▸ Exercise task:
Rewrite the entries from the line that has "I need the location" through the line that has "x-tick-label: 2025 <box>571 378 584 406</box>" as a numbered list, with blank lines omitted.

▸ Provided material:
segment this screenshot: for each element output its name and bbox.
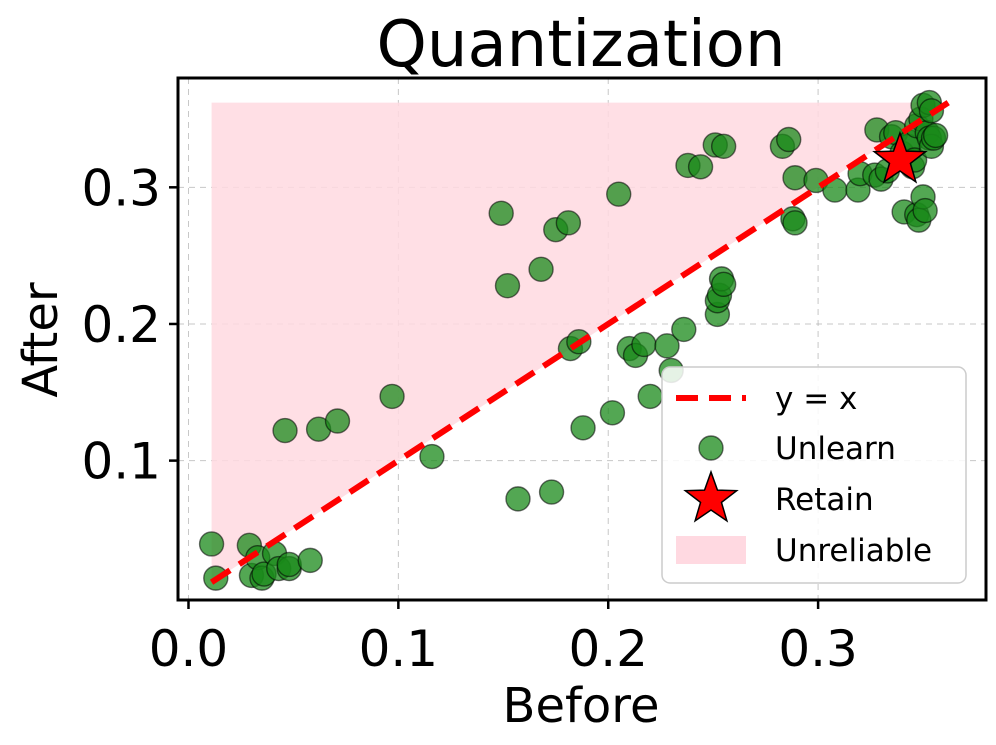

--

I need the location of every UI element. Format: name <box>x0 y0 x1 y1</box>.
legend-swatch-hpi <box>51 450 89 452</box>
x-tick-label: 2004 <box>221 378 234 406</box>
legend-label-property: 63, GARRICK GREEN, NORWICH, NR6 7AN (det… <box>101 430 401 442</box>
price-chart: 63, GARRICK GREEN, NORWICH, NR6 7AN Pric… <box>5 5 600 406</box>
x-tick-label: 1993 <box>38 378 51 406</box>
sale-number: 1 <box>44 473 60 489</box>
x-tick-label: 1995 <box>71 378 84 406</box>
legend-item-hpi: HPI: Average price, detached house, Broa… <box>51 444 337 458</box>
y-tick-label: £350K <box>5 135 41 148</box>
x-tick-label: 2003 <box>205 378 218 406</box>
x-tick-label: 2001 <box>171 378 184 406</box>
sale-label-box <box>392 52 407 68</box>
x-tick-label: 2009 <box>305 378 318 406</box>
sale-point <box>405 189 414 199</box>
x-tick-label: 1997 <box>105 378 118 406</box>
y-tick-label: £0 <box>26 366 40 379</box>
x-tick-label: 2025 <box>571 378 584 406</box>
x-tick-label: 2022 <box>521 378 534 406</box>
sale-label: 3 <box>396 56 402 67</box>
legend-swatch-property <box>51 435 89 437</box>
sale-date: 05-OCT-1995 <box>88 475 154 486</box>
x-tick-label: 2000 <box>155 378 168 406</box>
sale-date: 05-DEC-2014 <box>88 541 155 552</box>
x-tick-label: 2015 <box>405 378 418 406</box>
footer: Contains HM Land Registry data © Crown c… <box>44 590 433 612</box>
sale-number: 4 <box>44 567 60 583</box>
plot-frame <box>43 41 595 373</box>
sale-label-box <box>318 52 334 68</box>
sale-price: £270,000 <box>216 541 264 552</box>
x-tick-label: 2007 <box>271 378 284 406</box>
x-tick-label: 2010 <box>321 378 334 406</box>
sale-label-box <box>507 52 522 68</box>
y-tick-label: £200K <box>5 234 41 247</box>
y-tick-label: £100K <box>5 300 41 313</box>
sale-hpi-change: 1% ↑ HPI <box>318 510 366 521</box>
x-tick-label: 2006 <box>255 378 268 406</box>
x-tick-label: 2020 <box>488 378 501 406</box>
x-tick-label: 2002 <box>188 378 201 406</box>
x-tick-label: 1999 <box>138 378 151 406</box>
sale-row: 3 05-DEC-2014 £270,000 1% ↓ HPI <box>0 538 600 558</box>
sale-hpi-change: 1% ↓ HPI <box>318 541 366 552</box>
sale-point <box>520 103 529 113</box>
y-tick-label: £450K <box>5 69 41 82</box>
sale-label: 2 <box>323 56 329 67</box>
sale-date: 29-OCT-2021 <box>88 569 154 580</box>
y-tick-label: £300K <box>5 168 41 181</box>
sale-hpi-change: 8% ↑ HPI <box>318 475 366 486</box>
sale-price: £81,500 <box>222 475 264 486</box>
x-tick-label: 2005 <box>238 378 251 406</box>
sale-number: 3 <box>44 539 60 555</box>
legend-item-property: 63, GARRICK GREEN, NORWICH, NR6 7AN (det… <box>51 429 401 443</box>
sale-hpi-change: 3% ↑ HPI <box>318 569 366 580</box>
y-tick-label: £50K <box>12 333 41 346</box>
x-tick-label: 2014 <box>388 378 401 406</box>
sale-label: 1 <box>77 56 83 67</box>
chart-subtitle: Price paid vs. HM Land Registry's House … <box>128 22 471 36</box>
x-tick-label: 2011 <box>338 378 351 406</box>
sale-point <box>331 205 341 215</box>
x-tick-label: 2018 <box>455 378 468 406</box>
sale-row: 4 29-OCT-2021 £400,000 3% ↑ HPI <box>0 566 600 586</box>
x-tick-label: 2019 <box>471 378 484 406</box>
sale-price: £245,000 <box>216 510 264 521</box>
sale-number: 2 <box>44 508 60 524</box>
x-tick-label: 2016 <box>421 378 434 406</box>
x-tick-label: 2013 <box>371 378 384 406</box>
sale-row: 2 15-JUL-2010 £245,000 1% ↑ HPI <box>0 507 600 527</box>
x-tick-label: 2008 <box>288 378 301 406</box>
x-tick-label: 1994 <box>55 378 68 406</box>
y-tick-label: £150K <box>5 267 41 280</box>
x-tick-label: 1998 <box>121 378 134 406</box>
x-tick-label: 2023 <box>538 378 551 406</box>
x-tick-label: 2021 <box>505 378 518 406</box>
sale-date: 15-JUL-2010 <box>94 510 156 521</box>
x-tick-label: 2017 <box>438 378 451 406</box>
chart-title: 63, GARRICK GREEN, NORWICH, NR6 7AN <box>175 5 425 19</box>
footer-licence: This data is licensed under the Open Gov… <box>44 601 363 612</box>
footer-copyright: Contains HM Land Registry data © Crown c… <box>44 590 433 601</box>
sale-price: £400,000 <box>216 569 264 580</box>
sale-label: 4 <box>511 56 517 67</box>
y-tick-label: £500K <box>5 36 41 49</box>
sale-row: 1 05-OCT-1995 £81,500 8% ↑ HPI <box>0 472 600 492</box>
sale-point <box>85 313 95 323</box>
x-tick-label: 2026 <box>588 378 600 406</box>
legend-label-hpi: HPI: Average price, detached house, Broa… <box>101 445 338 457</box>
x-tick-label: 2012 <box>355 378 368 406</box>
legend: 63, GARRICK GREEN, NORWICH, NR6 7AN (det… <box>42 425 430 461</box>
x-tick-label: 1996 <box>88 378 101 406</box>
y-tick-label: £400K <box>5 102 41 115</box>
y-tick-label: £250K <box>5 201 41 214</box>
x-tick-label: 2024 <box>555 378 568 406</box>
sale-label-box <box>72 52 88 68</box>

▸ Exercise response:
1. I need the location of every UI element. Format: name <box>x0 y0 x1 y1</box>.
2. legend-swatch-hpi <box>51 450 89 452</box>
3. x-tick-label: 2004 <box>221 378 234 406</box>
4. legend-label-property: 63, GARRICK GREEN, NORWICH, NR6 7AN (det… <box>101 430 401 442</box>
5. price-chart: 63, GARRICK GREEN, NORWICH, NR6 7AN Pric… <box>5 5 600 406</box>
6. x-tick-label: 1993 <box>38 378 51 406</box>
7. sale-number: 1 <box>44 473 60 489</box>
8. x-tick-label: 1995 <box>71 378 84 406</box>
9. legend-item-hpi: HPI: Average price, detached house, Broa… <box>51 444 337 458</box>
10. y-tick-label: £350K <box>5 135 41 148</box>
11. x-tick-label: 2003 <box>205 378 218 406</box>
12. x-tick-label: 2001 <box>171 378 184 406</box>
13. sale-label-box <box>392 52 407 68</box>
14. x-tick-label: 2009 <box>305 378 318 406</box>
15. sale-point <box>405 189 414 199</box>
16. x-tick-label: 1997 <box>105 378 118 406</box>
17. y-tick-label: £0 <box>26 366 40 379</box>
18. x-tick-label: 2025 <box>571 378 584 406</box>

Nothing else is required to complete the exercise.